=== Problem to work on ===
Determine how many lines contain the string "Area" and reply with that number alone.

=== Provided records ===
* Begin *

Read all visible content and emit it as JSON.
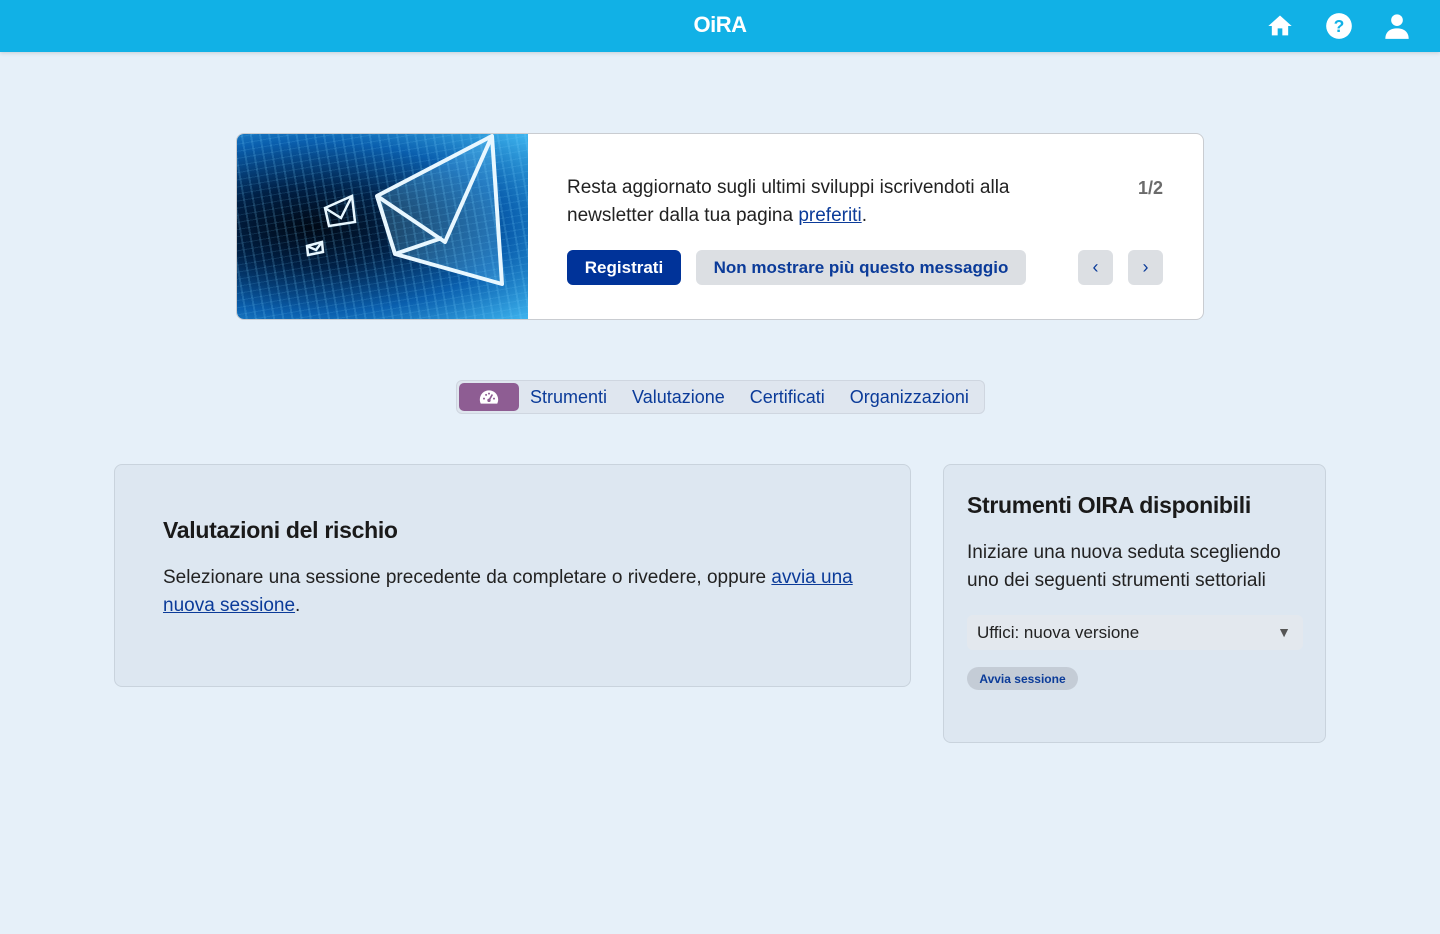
{
  "header": {
    "logo": "OiRA",
    "icons": [
      "home-icon",
      "help-icon",
      "user-icon"
    ]
  },
  "banner": {
    "text_before": "Resta aggiornato sugli ultimi sviluppi iscrivendoti alla newsletter dalla tua pagina ",
    "link_text": "preferiti",
    "text_after": ".",
    "counter": "1/2",
    "primary_button": "Registrati",
    "secondary_button": "Non mostrare più questo messaggio",
    "prev": "‹",
    "next": "›"
  },
  "tabs": {
    "items": [
      "Strumenti",
      "Valutazione",
      "Certificati",
      "Organizzazioni"
    ]
  },
  "risk_card": {
    "title": "Valutazioni del rischio",
    "text": "Selezionare una sessione precedente da completare o rivedere, oppure ",
    "link": "avvia una nuova sessione",
    "text_after": "."
  },
  "tools_card": {
    "title": "Strumenti OIRA disponibili",
    "text": "Iniziare una nuova seduta scegliendo uno dei seguenti strumenti settoriali",
    "select_value": "Uffici: nuova versione",
    "button": "Avvia sessione"
  },
  "colors": {
    "topbar": "#11b1e6",
    "primary": "#003399",
    "dashboard_tab": "#8e5d93",
    "background": "#e6f0f9"
  }
}
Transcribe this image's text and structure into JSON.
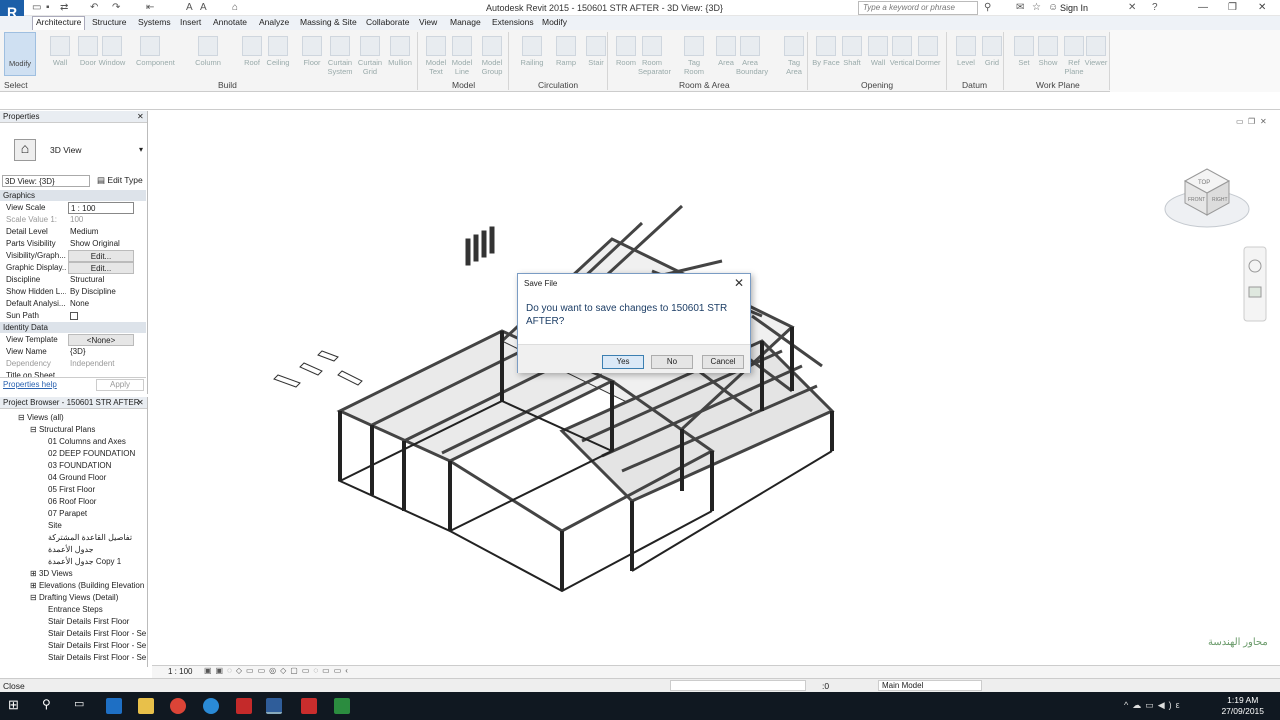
{
  "window": {
    "title": "Autodesk Revit 2015 -     150601 STR AFTER - 3D View: {3D}",
    "search_placeholder": "Type a keyword or phrase",
    "sign_in": "Sign In",
    "app_button": "R"
  },
  "tabs": [
    "Architecture",
    "Structure",
    "Systems",
    "Insert",
    "Annotate",
    "Analyze",
    "Massing & Site",
    "Collaborate",
    "View",
    "Manage",
    "Extensions",
    "Modify"
  ],
  "ribbon": {
    "modify": "Modify",
    "buttons": [
      "Wall",
      "Door",
      "Window",
      "Component",
      "Column",
      "Roof",
      "Ceiling",
      "Floor",
      "Curtain System",
      "Curtain Grid",
      "Mullion",
      "Model Text",
      "Model Line",
      "Model Group",
      "Railing",
      "Ramp",
      "Stair",
      "Room",
      "Room Separator",
      "Tag Room",
      "Area",
      "Area Boundary",
      "Tag Area",
      "By Face",
      "Shaft",
      "Wall",
      "Vertical",
      "Dormer",
      "Level",
      "Grid",
      "Set",
      "Show",
      "Ref Plane",
      "Viewer"
    ],
    "panels": [
      "Select",
      "Build",
      "Model",
      "Circulation",
      "Room & Area",
      "Opening",
      "Datum",
      "Work Plane"
    ]
  },
  "properties": {
    "header": "Properties",
    "type_name": "3D View",
    "view_selector": "3D View: {3D}",
    "edit_type": "Edit Type",
    "groups": [
      "Graphics",
      "Identity Data"
    ],
    "rows": [
      {
        "k": "View Scale",
        "v": "1 : 100"
      },
      {
        "k": "Scale Value    1:",
        "v": "100"
      },
      {
        "k": "Detail Level",
        "v": "Medium"
      },
      {
        "k": "Parts Visibility",
        "v": "Show Original"
      },
      {
        "k": "Visibility/Graph...",
        "v": "Edit..."
      },
      {
        "k": "Graphic Display...",
        "v": "Edit..."
      },
      {
        "k": "Discipline",
        "v": "Structural"
      },
      {
        "k": "Show Hidden L...",
        "v": "By Discipline"
      },
      {
        "k": "Default Analysi...",
        "v": "None"
      },
      {
        "k": "Sun Path",
        "v": ""
      },
      {
        "k": "View Template",
        "v": "<None>"
      },
      {
        "k": "View Name",
        "v": "{3D}"
      },
      {
        "k": "Dependency",
        "v": "Independent"
      },
      {
        "k": "Title on Sheet",
        "v": ""
      }
    ],
    "help": "Properties help",
    "apply": "Apply"
  },
  "browser": {
    "header": "Project Browser - 150601 STR AFTER",
    "items": [
      "Views (all)",
      "Structural Plans",
      "01 Columns and Axes",
      "02 DEEP FOUNDATION",
      "03 FOUNDATION",
      "04 Ground Floor",
      "05 First Floor",
      "06 Roof Floor",
      "07 Parapet",
      "Site",
      "تفاصيل القاعدة المشتركة",
      "جدول الأعمدة",
      "جدول الأعمدة Copy 1",
      "3D Views",
      "Elevations (Building Elevation",
      "Drafting Views (Detail)",
      "Entrance Steps",
      "Stair Details First Floor",
      "Stair Details First Floor - Se",
      "Stair Details First Floor - Se",
      "Stair Details First Floor - Se"
    ]
  },
  "dialog": {
    "title": "Save File",
    "message": "Do you want to save changes to 150601 STR AFTER?",
    "yes": "Yes",
    "no": "No",
    "cancel": "Cancel"
  },
  "viewcube": {
    "top": "TOP",
    "front": "FRONT",
    "right": "RIGHT"
  },
  "viewbar": {
    "scale": "1 : 100"
  },
  "status": {
    "left": "Close",
    "filter": ":0",
    "model": "Main Model"
  },
  "clock": {
    "time": "1:19 AM",
    "date": "27/09/2015"
  },
  "watermark": "محاور الهندسة"
}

* End *

=== Answer for the task ===
4